##### ENTRIES PROVIDED #####

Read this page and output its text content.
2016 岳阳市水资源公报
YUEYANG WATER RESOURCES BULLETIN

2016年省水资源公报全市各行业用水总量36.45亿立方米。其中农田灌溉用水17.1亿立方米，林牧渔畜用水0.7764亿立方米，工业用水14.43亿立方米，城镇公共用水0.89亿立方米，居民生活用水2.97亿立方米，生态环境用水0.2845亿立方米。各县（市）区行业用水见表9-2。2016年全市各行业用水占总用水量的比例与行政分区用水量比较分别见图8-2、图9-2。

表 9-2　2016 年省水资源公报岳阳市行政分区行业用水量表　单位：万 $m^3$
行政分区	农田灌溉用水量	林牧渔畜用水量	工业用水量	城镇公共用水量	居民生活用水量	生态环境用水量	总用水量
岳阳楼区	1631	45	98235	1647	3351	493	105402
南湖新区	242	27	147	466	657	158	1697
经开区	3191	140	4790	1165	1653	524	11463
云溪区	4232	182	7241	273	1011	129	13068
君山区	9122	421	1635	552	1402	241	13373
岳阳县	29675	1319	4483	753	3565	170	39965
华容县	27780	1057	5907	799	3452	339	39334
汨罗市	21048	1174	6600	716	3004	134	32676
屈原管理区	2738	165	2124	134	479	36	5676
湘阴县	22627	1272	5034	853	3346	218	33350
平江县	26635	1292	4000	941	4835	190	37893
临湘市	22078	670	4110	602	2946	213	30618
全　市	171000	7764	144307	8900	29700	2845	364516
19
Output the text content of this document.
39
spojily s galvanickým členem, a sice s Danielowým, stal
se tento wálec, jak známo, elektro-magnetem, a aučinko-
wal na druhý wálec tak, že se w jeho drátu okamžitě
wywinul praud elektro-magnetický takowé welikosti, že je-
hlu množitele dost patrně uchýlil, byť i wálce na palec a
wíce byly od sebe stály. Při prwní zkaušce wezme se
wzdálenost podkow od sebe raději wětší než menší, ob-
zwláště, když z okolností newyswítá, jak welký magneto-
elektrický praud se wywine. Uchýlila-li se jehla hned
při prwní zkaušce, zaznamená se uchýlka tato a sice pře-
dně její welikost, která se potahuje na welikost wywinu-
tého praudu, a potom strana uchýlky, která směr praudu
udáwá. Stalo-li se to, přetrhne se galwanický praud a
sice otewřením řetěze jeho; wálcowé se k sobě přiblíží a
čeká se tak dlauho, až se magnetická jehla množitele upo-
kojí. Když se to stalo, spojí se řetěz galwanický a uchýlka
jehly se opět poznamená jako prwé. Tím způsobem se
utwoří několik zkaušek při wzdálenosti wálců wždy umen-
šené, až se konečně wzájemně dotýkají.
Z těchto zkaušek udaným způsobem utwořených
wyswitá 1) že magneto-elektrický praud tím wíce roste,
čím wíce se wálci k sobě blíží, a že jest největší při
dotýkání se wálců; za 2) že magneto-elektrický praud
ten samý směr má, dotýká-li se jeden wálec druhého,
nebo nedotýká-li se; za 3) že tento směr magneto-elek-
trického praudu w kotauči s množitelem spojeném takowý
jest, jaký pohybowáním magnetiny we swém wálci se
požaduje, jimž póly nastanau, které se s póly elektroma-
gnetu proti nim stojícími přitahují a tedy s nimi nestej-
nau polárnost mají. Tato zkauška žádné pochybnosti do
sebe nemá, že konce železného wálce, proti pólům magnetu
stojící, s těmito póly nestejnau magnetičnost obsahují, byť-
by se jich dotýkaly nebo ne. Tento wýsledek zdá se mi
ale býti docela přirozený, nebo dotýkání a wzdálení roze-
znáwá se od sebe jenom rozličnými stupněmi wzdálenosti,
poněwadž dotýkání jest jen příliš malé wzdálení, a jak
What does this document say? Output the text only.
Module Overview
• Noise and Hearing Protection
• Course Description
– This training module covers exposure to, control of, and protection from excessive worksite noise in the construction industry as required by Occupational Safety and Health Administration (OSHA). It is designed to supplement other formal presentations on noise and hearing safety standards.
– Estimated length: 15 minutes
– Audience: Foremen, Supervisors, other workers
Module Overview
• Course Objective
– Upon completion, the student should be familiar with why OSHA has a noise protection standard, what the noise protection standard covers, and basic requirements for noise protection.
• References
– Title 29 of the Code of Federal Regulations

#####

# [SET PROBLEM]
In the listing, find all lines with the string "wzdálenosti" and copy them.

# [FINAL RESULT]
utwoří několik zkaušek při wzdálenosti wálců wždy umen-
znáwá se od sebe jenom rozličnými stupněmi wzdálenosti,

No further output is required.